+++ Extracted records

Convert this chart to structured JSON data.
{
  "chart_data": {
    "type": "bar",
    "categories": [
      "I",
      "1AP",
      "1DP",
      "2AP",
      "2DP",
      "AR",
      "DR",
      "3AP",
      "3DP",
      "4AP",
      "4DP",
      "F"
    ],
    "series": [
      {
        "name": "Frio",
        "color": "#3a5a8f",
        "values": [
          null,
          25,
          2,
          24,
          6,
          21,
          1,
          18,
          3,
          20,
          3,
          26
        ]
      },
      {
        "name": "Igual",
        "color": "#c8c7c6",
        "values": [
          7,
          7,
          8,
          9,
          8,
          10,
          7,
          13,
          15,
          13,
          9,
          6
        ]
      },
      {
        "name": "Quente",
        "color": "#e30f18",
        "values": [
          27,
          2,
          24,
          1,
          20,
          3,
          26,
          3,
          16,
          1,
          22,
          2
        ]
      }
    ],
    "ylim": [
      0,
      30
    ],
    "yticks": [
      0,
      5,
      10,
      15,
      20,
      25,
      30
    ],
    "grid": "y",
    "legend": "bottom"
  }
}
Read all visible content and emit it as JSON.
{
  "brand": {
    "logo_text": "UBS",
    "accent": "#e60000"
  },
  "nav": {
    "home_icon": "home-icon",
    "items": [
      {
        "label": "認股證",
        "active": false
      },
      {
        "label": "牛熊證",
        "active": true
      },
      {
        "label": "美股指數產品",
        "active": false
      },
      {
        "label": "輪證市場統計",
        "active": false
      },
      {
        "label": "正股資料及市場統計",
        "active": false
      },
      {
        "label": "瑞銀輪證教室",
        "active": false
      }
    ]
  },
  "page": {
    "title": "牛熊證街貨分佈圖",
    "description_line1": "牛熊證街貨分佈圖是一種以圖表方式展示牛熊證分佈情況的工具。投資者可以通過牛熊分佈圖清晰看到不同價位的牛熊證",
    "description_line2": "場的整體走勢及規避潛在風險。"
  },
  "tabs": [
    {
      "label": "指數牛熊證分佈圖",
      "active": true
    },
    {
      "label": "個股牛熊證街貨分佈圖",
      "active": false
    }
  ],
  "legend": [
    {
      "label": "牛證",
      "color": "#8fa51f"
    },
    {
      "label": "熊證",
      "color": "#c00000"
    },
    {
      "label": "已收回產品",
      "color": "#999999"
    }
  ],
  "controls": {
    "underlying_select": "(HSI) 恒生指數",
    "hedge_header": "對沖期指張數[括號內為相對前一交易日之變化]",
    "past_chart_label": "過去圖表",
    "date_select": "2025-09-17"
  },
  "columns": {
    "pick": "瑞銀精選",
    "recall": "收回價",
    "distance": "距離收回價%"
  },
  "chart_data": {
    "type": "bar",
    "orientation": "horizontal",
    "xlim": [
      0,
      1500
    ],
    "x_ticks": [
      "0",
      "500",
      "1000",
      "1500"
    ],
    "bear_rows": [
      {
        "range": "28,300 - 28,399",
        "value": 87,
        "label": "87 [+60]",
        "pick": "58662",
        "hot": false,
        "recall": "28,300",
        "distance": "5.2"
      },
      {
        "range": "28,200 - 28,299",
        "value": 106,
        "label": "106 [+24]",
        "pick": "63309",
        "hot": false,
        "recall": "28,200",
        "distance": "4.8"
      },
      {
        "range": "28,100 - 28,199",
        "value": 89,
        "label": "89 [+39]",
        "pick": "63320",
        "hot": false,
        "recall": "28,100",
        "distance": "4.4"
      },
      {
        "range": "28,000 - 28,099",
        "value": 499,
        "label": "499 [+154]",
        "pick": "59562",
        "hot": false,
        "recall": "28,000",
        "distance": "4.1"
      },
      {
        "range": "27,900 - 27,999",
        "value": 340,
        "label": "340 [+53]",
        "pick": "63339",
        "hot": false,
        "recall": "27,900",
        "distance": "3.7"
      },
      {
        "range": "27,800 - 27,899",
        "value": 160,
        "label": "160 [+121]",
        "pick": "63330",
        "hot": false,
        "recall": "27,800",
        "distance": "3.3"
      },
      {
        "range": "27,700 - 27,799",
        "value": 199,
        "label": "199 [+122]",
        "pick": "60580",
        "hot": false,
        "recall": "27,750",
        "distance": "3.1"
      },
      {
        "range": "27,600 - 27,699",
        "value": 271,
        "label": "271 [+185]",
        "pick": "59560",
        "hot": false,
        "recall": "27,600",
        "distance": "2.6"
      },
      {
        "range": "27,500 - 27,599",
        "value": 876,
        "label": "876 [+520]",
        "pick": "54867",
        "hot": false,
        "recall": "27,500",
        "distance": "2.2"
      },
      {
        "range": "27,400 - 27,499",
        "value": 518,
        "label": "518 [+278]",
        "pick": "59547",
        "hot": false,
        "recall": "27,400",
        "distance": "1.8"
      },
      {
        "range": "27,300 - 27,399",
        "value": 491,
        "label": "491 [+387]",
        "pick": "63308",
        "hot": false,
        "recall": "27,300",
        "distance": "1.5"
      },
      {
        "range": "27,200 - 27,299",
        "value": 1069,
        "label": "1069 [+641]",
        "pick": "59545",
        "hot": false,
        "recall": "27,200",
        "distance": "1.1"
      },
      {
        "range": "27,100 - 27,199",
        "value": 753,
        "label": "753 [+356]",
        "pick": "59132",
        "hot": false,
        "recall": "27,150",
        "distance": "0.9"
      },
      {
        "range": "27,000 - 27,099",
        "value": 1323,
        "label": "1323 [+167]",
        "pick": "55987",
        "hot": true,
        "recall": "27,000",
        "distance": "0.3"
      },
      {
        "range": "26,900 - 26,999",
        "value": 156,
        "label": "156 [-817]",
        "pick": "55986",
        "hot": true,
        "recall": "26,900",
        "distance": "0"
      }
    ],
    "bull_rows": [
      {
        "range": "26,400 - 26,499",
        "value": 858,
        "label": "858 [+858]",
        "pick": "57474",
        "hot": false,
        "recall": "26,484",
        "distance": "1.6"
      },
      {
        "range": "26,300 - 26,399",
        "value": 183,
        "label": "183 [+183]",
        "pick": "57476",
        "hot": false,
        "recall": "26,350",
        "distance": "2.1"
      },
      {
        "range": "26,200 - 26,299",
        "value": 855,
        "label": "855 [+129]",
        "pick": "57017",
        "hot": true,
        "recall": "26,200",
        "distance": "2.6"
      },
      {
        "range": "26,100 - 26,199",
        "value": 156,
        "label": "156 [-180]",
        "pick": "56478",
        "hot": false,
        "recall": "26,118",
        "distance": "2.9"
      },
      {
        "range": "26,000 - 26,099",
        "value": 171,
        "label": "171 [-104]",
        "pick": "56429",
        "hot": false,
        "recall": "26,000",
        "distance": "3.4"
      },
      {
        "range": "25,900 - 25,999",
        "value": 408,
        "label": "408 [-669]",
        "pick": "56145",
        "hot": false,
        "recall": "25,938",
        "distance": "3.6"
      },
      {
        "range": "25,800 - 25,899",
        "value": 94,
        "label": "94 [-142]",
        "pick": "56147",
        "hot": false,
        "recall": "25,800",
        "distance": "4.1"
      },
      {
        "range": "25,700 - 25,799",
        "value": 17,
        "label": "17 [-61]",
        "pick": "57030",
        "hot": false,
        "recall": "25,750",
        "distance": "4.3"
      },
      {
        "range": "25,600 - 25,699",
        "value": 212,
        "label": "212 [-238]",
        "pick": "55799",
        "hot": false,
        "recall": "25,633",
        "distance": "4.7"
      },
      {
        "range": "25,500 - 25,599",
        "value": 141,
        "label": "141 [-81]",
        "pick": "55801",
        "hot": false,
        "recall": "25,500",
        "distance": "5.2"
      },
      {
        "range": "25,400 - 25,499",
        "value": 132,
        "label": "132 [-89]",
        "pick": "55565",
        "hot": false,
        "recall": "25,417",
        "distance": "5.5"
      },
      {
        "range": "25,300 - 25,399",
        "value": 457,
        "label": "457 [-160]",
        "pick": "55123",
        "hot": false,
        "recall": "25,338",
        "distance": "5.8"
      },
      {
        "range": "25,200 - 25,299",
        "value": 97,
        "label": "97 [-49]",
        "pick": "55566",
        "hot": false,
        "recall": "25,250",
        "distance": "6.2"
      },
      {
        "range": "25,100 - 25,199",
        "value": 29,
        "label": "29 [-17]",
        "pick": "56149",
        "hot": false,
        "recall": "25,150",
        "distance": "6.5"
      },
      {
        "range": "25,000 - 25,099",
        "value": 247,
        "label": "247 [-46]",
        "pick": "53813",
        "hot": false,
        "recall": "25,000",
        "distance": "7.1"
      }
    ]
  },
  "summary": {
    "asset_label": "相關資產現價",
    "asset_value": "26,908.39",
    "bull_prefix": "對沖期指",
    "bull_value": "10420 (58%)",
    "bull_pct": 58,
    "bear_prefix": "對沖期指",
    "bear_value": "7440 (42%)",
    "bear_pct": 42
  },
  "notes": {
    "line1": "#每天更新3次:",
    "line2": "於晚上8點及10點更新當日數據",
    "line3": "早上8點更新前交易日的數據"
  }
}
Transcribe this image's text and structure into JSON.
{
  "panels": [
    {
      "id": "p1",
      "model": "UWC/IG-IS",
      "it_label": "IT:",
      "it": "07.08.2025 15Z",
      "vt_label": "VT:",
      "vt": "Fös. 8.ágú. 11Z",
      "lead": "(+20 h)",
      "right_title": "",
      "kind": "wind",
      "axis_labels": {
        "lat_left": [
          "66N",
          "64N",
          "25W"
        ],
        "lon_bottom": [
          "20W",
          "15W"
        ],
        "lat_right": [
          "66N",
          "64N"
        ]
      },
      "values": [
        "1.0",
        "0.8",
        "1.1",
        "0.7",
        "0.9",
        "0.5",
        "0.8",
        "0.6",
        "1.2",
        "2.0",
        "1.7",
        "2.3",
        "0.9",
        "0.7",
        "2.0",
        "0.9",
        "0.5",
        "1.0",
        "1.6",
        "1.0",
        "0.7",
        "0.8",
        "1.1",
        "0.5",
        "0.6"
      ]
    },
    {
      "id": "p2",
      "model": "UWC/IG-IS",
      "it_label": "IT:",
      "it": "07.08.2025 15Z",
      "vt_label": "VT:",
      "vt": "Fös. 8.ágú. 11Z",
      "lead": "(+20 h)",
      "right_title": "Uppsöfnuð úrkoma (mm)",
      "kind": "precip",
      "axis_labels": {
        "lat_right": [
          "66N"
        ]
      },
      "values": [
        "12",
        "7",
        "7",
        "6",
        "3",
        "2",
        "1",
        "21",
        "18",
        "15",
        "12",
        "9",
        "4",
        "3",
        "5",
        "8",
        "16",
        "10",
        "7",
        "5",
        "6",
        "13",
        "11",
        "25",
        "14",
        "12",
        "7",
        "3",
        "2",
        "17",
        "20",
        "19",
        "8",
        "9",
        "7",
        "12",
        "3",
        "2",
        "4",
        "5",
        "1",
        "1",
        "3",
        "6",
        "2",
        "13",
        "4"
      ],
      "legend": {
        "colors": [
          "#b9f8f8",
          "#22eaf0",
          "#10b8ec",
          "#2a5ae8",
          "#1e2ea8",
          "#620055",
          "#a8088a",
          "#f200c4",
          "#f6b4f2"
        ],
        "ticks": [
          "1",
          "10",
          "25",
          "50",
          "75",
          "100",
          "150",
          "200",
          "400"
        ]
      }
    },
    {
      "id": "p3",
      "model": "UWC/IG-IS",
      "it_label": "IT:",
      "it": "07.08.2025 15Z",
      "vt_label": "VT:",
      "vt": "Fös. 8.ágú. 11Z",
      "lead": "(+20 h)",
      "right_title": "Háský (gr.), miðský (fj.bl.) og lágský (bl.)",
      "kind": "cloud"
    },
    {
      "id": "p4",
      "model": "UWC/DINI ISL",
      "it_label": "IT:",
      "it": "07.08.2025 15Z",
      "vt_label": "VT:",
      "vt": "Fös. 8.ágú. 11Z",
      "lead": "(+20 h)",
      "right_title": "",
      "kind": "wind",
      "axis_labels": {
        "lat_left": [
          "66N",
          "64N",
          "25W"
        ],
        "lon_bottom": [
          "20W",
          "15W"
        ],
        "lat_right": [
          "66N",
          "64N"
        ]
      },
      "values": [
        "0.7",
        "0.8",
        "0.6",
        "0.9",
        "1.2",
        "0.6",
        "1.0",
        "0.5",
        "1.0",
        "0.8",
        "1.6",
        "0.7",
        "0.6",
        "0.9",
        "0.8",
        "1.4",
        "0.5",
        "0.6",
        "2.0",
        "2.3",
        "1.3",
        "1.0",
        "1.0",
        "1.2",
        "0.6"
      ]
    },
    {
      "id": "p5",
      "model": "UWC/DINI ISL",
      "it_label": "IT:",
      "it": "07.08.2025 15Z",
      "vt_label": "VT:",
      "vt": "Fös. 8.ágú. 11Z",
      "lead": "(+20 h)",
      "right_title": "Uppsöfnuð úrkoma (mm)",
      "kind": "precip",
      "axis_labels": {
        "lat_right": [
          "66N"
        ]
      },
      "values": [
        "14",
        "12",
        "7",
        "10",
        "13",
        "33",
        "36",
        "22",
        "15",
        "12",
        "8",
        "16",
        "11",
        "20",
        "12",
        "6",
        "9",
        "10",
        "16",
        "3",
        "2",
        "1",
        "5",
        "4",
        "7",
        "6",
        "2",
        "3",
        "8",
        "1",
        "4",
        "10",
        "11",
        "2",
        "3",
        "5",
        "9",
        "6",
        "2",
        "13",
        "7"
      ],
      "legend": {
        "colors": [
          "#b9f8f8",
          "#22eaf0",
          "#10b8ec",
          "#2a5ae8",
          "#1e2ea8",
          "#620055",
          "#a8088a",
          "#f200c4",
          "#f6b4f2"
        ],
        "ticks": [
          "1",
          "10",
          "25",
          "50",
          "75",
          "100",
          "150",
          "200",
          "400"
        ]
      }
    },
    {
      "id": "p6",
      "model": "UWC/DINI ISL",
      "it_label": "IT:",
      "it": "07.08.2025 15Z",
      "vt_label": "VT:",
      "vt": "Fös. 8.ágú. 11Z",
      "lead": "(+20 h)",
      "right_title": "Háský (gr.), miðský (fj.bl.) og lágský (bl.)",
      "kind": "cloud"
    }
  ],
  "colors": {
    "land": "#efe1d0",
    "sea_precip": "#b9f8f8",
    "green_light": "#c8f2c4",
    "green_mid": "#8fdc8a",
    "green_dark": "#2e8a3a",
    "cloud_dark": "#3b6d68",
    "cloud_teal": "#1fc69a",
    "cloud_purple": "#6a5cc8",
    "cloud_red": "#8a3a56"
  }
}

++++++

▶ Set problem: Out of the material above, gather each line where "this" appears.

▶ Exercise response:
Convert this chart to structured JSON data.
Transcribe this image's text and structure into JSON.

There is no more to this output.